▶ [WHAT YOU ARE ASKED TO DO]: Word for word, restate every line of the material.

▶ [RECORDS FOR THIS TASK]:
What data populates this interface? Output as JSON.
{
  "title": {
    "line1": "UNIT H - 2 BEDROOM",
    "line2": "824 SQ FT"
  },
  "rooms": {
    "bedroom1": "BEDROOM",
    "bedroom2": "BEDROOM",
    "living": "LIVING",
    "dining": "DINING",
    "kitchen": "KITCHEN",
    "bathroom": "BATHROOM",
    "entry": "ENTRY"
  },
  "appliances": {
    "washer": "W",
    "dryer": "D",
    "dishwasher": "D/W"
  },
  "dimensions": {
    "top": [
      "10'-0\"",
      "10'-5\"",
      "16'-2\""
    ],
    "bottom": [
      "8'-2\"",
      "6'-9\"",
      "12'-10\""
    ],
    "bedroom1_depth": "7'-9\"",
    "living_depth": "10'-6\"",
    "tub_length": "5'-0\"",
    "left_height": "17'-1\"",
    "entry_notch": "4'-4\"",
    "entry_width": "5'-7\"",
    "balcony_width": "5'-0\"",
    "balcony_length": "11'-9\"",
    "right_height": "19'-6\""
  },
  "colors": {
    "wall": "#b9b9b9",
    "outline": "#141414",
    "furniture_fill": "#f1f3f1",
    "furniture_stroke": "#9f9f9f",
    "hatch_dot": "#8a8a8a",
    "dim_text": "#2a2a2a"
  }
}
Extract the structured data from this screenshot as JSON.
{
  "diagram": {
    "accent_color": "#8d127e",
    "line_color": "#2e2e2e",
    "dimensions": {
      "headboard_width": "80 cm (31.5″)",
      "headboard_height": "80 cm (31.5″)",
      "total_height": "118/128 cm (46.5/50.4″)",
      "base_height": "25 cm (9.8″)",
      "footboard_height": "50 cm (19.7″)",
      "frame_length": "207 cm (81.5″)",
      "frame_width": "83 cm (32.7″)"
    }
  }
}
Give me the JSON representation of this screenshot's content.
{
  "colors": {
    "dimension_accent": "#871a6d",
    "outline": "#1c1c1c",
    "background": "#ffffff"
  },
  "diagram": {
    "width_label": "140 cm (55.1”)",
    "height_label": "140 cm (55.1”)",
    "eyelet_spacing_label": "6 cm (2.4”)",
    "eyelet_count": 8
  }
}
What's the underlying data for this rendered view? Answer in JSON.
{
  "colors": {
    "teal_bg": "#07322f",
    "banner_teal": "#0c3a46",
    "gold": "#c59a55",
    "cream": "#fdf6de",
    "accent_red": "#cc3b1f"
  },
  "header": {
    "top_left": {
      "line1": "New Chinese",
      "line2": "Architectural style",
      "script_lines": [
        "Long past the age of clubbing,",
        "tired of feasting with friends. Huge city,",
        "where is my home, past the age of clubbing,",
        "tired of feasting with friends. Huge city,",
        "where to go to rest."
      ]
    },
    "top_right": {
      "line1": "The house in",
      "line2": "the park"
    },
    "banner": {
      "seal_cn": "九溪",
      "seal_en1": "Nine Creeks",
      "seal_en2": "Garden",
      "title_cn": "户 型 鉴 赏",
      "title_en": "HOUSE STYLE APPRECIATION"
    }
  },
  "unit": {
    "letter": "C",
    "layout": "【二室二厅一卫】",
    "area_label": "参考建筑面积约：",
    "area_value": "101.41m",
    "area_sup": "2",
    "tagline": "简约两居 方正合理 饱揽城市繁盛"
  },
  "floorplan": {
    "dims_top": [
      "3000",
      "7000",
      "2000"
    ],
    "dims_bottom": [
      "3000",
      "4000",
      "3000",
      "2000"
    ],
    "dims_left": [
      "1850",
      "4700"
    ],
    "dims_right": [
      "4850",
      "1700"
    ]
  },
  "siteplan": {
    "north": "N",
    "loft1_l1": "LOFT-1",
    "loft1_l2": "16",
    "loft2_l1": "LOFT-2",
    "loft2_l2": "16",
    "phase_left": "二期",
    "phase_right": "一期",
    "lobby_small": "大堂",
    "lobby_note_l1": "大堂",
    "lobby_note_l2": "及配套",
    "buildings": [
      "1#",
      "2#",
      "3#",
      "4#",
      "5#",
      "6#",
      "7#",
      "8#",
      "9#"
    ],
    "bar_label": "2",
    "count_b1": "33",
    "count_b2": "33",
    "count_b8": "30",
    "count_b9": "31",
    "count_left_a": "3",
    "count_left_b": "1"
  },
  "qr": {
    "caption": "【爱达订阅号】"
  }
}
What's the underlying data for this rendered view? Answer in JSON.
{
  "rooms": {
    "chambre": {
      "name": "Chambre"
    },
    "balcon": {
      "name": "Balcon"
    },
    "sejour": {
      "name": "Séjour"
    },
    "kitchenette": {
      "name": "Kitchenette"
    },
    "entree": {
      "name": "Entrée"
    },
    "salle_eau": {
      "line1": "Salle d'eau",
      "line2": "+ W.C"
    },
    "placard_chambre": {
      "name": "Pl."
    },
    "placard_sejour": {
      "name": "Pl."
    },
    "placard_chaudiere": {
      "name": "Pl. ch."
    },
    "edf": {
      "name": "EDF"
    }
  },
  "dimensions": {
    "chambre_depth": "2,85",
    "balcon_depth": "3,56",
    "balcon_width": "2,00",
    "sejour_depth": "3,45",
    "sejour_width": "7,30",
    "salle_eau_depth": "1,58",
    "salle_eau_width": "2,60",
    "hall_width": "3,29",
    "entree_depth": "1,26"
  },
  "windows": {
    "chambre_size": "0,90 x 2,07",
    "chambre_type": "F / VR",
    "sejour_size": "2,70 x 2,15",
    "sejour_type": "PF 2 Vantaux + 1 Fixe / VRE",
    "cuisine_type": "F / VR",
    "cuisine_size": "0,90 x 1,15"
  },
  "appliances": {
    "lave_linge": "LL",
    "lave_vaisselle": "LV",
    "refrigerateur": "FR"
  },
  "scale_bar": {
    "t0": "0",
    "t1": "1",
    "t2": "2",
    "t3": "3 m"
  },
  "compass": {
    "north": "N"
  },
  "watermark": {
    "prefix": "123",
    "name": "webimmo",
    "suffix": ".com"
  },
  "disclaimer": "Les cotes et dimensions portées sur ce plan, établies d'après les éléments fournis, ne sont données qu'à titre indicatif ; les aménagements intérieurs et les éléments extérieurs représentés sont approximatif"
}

▶ [THE SOLUTION]:
What data populates this interface? Output as JSON.
{
  "title": {
    "line1": "UNIT H - 2 BEDROOM",
    "line2": "824 SQ FT"
  },
  "rooms": {
    "bedroom1": "BEDROOM",
    "bedroom2": "BEDROOM",
    "living": "LIVING",
    "dining": "DINING",
    "kitchen": "KITCHEN",
    "bathroom": "BATHROOM",
    "entry": "ENTRY"
  },
  "appliances": {
    "washer": "W",
    "dryer": "D",
    "dishwasher": "D/W"
  },
  "dimensions": {
    "top": [
      "10'-0\"",
      "10'-5\"",
      "16'-2\""
    ],
    "bottom": [
      "8'-2\"",
      "6'-9\"",
      "12'-10\""
    ],
    "bedroom1_depth": "7'-9\"",
    "living_depth": "10'-6\"",
    "tub_length": "5'-0\"",
    "left_height": "17'-1\"",
    "entry_notch": "4'-4\"",
    "entry_width": "5'-7\"",
    "balcony_width": "5'-0\"",
    "balcony_length": "11'-9\"",
    "right_height": "19'-6\""
  },
  "colors": {
    "wall": "#b9b9b9",
    "outline": "#141414",
    "furniture_fill": "#f1f3f1",
    "furniture_stroke": "#9f9f9f",
    "hatch_dot": "#8a8a8a",
    "dim_text": "#2a2a2a"
  }
}
Extract the structured data from this screenshot as JSON.
{
  "diagram": {
    "accent_color": "#8d127e",
    "line_color": "#2e2e2e",
    "dimensions": {
      "headboard_width": "80 cm (31.5″)",
      "headboard_height": "80 cm (31.5″)",
      "total_height": "118/128 cm (46.5/50.4″)",
      "base_height": "25 cm (9.8″)",
      "footboard_height": "50 cm (19.7″)",
      "frame_length": "207 cm (81.5″)",
      "frame_width": "83 cm (32.7″)"
    }
  }
}
Give me the JSON representation of this screenshot's content.
{
  "colors": {
    "dimension_accent": "#871a6d",
    "outline": "#1c1c1c",
    "background": "#ffffff"
  },
  "diagram": {
    "width_label": "140 cm (55.1”)",
    "height_label": "140 cm (55.1”)",
    "eyelet_spacing_label": "6 cm (2.4”)",
    "eyelet_count": 8
  }
}
What's the underlying data for this rendered view? Answer in JSON.
{
  "colors": {
    "teal_bg": "#07322f",
    "banner_teal": "#0c3a46",
    "gold": "#c59a55",
    "cream": "#fdf6de",
    "accent_red": "#cc3b1f"
  },
  "header": {
    "top_left": {
      "line1": "New Chinese",
      "line2": "Architectural style",
      "script_lines": [
        "Long past the age of clubbing,",
        "tired of feasting with friends. Huge city,",
        "where is my home, past the age of clubbing,",
        "tired of feasting with friends. Huge city,",
        "where to go to rest."
      ]
    },
    "top_right": {
      "line1": "The house in",
      "line2": "the park"
    },
    "banner": {
      "seal_cn": "九溪",
      "seal_en1": "Nine Creeks",
      "seal_en2": "Garden",
      "title_cn": "户 型 鉴 赏",
      "title_en": "HOUSE STYLE APPRECIATION"
    }
  },
  "unit": {
    "letter": "C",
    "layout": "【二室二厅一卫】",
    "area_label": "参考建筑面积约：",
    "area_value": "101.41m",
    "area_sup": "2",
    "tagline": "简约两居 方正合理 饱揽城市繁盛"
  },
  "floorplan": {
    "dims_top": [
      "3000",
      "7000",
      "2000"
    ],
    "dims_bottom": [
      "3000",
      "4000",
      "3000",
      "2000"
    ],
    "dims_left": [
      "1850",
      "4700"
    ],
    "dims_right": [
      "4850",
      "1700"
    ]
  },
  "siteplan": {
    "north": "N",
    "loft1_l1": "LOFT-1",
    "loft1_l2": "16",
    "loft2_l1": "LOFT-2",
    "loft2_l2": "16",
    "phase_left": "二期",
    "phase_right": "一期",
    "lobby_small": "大堂",
    "lobby_note_l1": "大堂",
    "lobby_note_l2": "及配套",
    "buildings": [
      "1#",
      "2#",
      "3#",
      "4#",
      "5#",
      "6#",
      "7#",
      "8#",
      "9#"
    ],
    "bar_label": "2",
    "count_b1": "33",
    "count_b2": "33",
    "count_b8": "30",
    "count_b9": "31",
    "count_left_a": "3",
    "count_left_b": "1"
  },
  "qr": {
    "caption": "【爱达订阅号】"
  }
}
What's the underlying data for this rendered view? Answer in JSON.
{
  "rooms": {
    "chambre": {
      "name": "Chambre"
    },
    "balcon": {
      "name": "Balcon"
    },
    "sejour": {
      "name": "Séjour"
    },
    "kitchenette": {
      "name": "Kitchenette"
    },
    "entree": {
      "name": "Entrée"
    },
    "salle_eau": {
      "line1": "Salle d'eau",
      "line2": "+ W.C"
    },
    "placard_chambre": {
      "name": "Pl."
    },
    "placard_sejour": {
      "name": "Pl."
    },
    "placard_chaudiere": {
      "name": "Pl. ch."
    },
    "edf": {
      "name": "EDF"
    }
  },
  "dimensions": {
    "chambre_depth": "2,85",
    "balcon_depth": "3,56",
    "balcon_width": "2,00",
    "sejour_depth": "3,45",
    "sejour_width": "7,30",
    "salle_eau_depth": "1,58",
    "salle_eau_width": "2,60",
    "hall_width": "3,29",
    "entree_depth": "1,26"
  },
  "windows": {
    "chambre_size": "0,90 x 2,07",
    "chambre_type": "F / VR",
    "sejour_size": "2,70 x 2,15",
    "sejour_type": "PF 2 Vantaux + 1 Fixe / VRE",
    "cuisine_type": "F / VR",
    "cuisine_size": "0,90 x 1,15"
  },
  "appliances": {
    "lave_linge": "LL",
    "lave_vaisselle": "LV",
    "refrigerateur": "FR"
  },
  "scale_bar": {
    "t0": "0",
    "t1": "1",
    "t2": "2",
    "t3": "3 m"
  },
  "compass": {
    "north": "N"
  },
  "watermark": {
    "prefix": "123",
    "name": "webimmo",
    "suffix": ".com"
  },
  "disclaimer": "Les cotes et dimensions portées sur ce plan, établies d'après les éléments fournis, ne sont données qu'à titre indicatif ; les aménagements intérieurs et les éléments extérieurs représentés sont approximatif"
}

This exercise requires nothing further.